> _COMPLETE THE FOLLOWING_:
[a] In the Objective-C question about accessing a parent object from a child class, what type is the `myObject` property of `AppDelegate` declared as?
[b] Write the next part of the Objective-C question and answer about accessing a parent object, picking up after its final sentence.

> _SOURCE DOCUMENT_:
==========

Reputation: 3931
I have a main AppDelegate class (MacOS development, not iOS) initiating a child class with
myChildClassObject=[[myChildClass alloc]init:self];
So I do send the parent reference to the child class. However how can I access an object of my parent class from my child class ? I tried with
parent.myObject
but it doesn't find it.
My parent class is defined like this:
@interface AppDelegate : NSObject <NSApplicationDelegate>
{
NSView *myObject;
}
@property (nonatomic, readwrite, retain) NSView *myObject;
@end
My child class is defined like this:
@interface Gfx
{
}
Thanks.
Upvotes: 0
Views: 477
Reputation: 53000
First I assume your child class is defined as:
@interface Gfx : NSObject
(The NSObject
is omitted in the question, you also call it both Gfx
and myChildClass
) I.e. your "child" is not a subclass of your "parent".

==========

> _SUPPLIED MATERIAL_:
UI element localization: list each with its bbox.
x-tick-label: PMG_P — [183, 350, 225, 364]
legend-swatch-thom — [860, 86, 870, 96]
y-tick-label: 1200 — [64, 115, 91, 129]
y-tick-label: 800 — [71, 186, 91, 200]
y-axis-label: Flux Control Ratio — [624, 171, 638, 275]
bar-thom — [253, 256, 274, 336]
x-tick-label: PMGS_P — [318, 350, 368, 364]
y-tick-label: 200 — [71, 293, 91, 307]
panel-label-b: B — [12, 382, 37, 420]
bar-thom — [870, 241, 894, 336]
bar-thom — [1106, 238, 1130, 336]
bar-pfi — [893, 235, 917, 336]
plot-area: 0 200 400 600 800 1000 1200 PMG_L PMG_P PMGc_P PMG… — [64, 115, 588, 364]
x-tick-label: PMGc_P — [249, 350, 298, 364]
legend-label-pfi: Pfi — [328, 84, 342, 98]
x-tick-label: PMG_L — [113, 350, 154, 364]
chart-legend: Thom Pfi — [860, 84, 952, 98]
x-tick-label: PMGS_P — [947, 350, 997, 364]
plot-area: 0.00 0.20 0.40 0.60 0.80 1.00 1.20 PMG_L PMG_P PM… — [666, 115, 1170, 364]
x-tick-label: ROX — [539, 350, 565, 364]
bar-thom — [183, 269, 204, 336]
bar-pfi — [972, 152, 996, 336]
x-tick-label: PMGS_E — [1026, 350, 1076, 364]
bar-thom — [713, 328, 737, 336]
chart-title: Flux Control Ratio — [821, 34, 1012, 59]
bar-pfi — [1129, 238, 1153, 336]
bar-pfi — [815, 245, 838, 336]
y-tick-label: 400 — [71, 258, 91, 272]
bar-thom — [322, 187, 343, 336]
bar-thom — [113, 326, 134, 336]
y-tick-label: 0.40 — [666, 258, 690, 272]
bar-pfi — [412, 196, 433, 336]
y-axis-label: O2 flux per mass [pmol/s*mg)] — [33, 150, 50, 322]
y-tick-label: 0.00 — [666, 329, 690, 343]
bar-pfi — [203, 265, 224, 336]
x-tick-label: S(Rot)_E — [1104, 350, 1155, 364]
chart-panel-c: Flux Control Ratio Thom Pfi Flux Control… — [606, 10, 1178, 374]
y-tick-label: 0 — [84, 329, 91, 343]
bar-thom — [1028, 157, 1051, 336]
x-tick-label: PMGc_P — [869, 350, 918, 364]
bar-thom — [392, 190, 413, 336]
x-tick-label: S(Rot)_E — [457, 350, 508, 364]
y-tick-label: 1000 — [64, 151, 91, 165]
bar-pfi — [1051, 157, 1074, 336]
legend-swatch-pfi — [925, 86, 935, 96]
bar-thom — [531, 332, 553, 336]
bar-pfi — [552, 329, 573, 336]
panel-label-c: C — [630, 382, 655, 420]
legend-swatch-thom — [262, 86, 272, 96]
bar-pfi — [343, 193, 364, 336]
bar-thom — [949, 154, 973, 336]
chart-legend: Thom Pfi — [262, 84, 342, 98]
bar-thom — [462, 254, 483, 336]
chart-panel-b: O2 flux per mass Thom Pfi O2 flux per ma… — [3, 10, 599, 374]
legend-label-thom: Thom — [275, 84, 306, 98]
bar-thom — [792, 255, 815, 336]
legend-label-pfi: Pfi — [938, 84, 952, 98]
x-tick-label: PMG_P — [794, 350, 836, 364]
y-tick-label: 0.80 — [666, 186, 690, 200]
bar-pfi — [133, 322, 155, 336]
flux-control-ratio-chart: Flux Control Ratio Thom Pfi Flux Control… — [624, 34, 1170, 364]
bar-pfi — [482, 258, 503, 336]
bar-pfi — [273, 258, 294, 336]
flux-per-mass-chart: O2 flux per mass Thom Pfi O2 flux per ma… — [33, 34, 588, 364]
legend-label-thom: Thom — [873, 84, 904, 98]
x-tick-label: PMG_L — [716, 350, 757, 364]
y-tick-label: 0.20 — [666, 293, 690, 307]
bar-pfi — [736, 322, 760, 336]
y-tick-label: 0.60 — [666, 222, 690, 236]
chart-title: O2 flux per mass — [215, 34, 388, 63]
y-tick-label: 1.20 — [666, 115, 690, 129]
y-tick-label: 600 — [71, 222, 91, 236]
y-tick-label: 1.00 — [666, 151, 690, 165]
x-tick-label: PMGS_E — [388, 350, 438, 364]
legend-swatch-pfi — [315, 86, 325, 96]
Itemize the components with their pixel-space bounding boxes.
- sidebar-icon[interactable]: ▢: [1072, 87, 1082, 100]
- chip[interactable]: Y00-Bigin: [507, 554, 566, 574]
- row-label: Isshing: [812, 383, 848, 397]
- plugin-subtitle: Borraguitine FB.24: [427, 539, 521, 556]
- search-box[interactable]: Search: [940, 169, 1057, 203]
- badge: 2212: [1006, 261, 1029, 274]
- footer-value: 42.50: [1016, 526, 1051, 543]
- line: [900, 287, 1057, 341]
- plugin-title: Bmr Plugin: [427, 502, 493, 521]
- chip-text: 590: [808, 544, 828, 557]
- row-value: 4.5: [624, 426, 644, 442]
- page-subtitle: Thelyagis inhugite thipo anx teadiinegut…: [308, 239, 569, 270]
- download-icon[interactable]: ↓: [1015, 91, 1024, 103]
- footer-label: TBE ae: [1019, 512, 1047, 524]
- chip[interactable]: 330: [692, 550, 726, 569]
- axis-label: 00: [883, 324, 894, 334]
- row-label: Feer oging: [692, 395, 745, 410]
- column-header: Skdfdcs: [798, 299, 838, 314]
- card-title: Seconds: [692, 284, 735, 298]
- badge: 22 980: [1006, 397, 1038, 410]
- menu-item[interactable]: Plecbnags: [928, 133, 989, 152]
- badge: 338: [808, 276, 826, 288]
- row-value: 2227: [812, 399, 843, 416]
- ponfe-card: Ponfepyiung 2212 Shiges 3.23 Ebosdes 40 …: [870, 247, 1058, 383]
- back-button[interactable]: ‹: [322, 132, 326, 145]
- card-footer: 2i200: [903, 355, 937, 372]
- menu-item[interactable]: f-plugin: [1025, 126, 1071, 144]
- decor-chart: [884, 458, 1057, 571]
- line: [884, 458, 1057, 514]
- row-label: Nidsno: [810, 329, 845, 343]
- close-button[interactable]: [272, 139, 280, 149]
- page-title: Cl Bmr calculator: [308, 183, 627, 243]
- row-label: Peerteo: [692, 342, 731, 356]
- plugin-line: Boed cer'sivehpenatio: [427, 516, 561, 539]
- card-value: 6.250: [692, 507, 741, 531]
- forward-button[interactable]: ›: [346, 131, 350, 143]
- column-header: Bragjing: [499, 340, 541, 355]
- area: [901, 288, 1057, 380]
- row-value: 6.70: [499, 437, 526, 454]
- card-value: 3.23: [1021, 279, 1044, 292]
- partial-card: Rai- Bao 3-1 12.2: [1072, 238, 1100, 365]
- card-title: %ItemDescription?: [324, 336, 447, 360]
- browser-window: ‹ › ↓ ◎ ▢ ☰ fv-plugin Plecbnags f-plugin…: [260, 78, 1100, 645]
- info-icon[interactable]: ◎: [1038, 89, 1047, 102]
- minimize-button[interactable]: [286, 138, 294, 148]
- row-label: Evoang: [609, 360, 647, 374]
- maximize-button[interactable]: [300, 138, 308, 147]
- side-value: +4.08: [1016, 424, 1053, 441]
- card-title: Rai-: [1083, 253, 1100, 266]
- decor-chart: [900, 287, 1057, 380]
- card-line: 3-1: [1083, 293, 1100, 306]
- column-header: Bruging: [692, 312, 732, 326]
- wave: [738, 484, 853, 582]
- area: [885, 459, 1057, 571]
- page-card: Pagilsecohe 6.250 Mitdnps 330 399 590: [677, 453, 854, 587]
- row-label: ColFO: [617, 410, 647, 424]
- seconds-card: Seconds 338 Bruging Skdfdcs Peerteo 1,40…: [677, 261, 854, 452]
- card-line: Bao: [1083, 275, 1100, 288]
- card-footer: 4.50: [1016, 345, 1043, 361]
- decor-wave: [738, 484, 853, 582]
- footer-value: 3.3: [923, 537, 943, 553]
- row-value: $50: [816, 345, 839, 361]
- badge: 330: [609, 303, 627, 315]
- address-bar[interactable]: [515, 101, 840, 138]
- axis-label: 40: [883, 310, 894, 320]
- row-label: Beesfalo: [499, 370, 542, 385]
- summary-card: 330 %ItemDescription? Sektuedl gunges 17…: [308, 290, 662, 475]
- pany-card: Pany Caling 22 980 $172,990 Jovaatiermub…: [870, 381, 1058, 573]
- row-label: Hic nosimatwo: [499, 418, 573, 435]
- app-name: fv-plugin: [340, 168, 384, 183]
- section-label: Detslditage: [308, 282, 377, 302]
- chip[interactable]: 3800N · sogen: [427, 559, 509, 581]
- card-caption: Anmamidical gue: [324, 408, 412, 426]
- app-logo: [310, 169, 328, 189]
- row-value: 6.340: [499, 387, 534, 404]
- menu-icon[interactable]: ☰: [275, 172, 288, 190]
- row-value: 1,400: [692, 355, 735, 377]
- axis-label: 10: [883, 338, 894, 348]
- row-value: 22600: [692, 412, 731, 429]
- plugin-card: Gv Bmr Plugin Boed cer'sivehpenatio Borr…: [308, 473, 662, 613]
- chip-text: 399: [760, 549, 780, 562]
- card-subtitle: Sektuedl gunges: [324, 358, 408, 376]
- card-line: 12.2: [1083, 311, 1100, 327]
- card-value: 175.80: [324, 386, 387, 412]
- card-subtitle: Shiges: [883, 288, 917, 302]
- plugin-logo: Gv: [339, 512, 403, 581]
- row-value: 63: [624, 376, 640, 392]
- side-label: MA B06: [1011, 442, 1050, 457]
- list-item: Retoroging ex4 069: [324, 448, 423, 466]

==========

> _TASK RESULTS_:
[a] `NSView`

[b]
You have not given the declaration of the Gfx
init
method, so we guess:
- (id) init:(id)parent
Now the "dot" syntax for accessing properties relies on the static type of the variable holding the object reference and not the actual type of the reference object. So if you have:
id parent; // instance variable
and
parent.myObject
then the compiler will object as id
does not have a property myObject
. Two solutions:
(a) call the setter/getter methods directly, e.g.:
[parent myObject]; // get the value of the property
[parent setMyObject:e]; // set the value of the property to e
This works as the compiler treats id
specially and performs no static type checking on calls, the methods are found dynamically at runtime only. However this also raises a problem, what if the object referenced by parent
does not have a myObject
/setMyObject
method? You will get an error at runtime.
(b) Type or cast parent
correctly. To type you would change the instance variable and init
declarations to use AppDelegate
, e.g.:
- (id) init:(AppDelegate *)parent
This will give you static (compile time) type checking and dot notation. You can also use a cast, leaving parent
as id
you can use:
((AppDelegate *)parent).myObject; // compiler will be happy
However this does not check that parent
is does reference an AppDelegate
object - a cast is a "trust me" instruction to the compiler. So using casts bypasses static type checking, but runtime checks are still performed.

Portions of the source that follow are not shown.